BEGIN DATASET ROWS
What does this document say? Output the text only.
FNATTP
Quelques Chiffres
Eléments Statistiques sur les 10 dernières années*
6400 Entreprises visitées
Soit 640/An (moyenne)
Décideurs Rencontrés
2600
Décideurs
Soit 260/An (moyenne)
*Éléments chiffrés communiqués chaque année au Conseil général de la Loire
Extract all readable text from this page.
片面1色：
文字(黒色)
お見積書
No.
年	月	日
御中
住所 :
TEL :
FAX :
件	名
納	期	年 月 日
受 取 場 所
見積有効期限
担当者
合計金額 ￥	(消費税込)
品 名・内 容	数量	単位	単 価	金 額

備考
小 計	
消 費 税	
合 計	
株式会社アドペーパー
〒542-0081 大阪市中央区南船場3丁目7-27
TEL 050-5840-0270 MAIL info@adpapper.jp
END DATASET ROWS
BEGIN DATASET ROWS
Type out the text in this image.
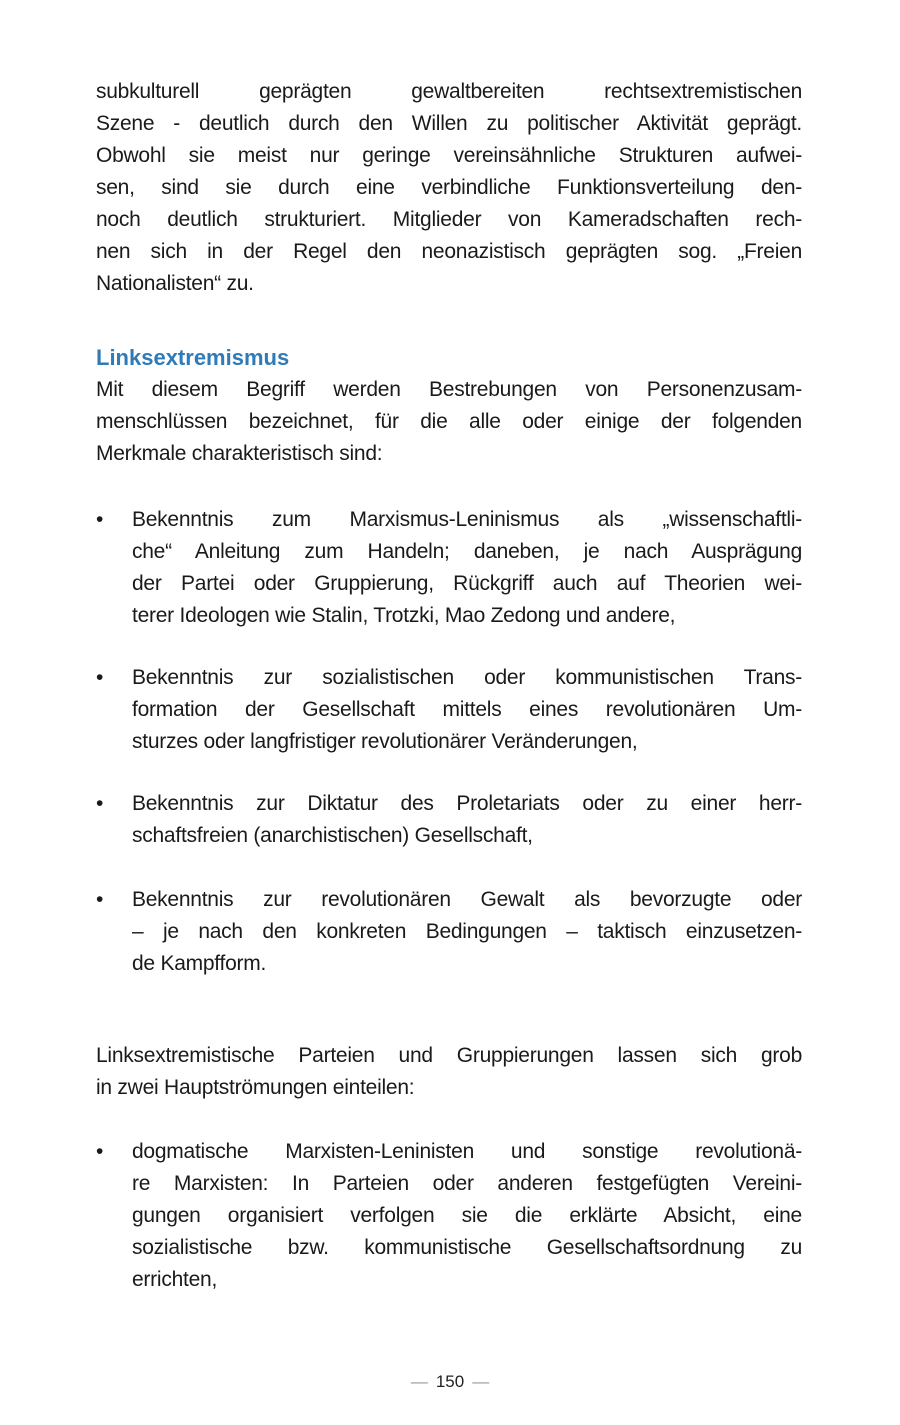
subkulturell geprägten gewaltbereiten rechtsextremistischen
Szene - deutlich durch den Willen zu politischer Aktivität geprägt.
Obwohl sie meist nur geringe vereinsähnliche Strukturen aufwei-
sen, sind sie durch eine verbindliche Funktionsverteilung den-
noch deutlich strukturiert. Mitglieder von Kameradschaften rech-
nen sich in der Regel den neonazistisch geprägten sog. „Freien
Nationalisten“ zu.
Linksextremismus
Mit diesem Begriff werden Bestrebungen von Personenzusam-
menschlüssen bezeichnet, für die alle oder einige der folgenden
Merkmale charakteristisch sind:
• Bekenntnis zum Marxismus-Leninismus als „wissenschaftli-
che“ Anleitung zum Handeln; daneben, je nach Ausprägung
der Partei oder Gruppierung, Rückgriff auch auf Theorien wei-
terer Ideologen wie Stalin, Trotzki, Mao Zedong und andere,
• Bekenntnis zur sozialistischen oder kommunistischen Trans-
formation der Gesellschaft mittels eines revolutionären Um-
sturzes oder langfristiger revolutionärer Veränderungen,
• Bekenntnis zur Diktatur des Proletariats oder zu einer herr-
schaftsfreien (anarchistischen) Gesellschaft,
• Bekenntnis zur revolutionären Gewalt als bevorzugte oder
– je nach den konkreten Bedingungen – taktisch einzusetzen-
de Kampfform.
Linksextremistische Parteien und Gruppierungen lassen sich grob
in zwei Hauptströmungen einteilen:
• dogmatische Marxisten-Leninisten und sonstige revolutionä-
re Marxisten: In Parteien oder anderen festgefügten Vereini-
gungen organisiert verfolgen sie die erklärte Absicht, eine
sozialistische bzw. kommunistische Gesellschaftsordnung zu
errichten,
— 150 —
END DATASET ROWS
Examine the data above and state how many of its lines contain the word "moyenne", with no further remarks.

ANSWER TO THE EXERCISE |
2